▸ Request
Keep only the lines where "jegyezni" appears.

* * * * * * * * *

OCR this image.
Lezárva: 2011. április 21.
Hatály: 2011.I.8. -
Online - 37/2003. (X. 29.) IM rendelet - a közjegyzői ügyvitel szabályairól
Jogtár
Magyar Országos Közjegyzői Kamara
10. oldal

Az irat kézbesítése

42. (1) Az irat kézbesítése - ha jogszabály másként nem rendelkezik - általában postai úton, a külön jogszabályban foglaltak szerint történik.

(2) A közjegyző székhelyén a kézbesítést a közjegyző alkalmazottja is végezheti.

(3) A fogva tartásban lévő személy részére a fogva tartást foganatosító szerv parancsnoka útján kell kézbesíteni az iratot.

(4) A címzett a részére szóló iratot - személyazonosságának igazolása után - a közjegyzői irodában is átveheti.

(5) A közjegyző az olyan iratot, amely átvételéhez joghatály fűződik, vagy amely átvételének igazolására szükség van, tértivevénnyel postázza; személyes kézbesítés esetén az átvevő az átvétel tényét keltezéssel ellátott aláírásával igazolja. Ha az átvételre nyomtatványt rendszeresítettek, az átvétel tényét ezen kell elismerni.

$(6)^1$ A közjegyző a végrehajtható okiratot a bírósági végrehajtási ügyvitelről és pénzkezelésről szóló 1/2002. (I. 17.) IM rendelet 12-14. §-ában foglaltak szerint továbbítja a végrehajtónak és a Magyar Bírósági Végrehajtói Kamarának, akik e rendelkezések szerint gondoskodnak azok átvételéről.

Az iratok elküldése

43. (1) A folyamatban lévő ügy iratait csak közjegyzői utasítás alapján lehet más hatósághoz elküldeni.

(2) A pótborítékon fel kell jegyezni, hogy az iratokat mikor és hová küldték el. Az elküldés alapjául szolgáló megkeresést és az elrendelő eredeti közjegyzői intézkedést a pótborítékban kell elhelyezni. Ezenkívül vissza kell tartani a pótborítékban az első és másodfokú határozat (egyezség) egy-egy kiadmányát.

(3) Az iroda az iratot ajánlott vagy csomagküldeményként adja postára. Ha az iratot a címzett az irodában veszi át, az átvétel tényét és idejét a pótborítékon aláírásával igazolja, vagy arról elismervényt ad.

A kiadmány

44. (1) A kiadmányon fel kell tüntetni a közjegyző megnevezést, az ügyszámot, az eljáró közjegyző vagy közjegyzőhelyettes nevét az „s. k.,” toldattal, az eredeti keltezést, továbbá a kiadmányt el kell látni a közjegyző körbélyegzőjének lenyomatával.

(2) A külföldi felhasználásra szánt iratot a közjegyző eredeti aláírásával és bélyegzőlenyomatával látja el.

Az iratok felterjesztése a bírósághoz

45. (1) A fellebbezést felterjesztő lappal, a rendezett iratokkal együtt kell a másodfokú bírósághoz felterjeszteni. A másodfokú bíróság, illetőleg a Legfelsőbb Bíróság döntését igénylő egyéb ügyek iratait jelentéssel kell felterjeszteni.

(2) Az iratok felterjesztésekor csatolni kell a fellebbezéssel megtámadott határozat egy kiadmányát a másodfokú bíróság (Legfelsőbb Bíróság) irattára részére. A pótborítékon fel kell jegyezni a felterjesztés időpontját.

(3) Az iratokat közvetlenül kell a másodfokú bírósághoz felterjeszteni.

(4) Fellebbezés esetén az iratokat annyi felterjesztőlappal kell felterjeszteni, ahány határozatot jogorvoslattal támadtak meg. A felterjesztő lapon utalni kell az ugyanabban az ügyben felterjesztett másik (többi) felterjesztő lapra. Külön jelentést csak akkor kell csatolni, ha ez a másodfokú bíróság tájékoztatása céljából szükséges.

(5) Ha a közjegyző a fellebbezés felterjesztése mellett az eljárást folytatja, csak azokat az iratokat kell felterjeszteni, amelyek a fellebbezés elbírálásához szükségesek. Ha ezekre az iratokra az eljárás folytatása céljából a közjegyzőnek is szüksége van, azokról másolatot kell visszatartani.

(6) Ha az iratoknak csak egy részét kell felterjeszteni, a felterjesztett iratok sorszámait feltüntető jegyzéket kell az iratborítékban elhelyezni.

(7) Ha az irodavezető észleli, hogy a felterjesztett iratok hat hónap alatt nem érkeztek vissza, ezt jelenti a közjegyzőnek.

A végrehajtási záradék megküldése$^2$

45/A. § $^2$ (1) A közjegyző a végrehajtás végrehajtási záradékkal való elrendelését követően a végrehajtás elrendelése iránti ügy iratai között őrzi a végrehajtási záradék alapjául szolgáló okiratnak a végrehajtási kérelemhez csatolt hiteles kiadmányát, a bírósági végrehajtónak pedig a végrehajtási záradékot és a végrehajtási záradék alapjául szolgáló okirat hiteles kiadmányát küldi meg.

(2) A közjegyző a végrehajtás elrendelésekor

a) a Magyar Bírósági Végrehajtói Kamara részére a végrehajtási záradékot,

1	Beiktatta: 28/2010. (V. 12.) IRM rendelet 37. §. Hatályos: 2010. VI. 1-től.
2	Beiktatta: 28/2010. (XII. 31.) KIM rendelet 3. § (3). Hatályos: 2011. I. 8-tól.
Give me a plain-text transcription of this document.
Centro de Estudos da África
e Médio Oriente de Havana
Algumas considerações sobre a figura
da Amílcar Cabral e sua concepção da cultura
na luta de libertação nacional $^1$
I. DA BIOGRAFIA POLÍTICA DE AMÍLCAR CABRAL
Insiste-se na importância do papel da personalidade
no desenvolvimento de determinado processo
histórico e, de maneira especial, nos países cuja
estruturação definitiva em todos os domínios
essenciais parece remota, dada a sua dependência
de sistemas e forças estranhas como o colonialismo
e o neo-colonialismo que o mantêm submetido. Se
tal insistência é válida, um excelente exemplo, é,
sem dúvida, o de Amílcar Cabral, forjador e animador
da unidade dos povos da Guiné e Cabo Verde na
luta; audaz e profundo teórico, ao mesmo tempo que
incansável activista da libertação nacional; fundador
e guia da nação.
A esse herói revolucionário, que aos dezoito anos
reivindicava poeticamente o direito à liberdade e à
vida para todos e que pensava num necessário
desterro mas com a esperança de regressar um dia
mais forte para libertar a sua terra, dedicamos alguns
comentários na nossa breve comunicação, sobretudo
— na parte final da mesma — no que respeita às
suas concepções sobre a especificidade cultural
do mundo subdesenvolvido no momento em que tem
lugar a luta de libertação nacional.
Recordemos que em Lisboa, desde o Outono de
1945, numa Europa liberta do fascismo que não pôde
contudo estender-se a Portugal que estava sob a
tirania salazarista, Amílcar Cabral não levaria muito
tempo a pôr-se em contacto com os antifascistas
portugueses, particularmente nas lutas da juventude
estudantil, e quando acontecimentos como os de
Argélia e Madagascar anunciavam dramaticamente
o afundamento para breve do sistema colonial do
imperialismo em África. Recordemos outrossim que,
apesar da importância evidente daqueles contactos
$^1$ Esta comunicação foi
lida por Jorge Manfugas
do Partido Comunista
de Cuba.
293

* * * * * * * * *

▸ Expected answer
(2) A pótborítékon fel kell jegyezni, hogy az iratokat mikor és hová küldték el. Az elküldés alapjául szolgáló megkeresést és az elrendelő eredeti közjegyzői intézkedést a pótborítékban kell elhelyezni. Ezenkívül vissza kell tartani a pótborítékban az első és másodfokú határozat (egyezség) egy-egy kiadmányát.
(2) Az iratok felterjesztésekor csatolni kell a fellebbezéssel megtámadott határozat egy kiadmányát a másodfokú bíróság (Legfelsőbb Bíróság) irattára részére. A pótborítékon fel kell jegyezni a felterjesztés időpontját.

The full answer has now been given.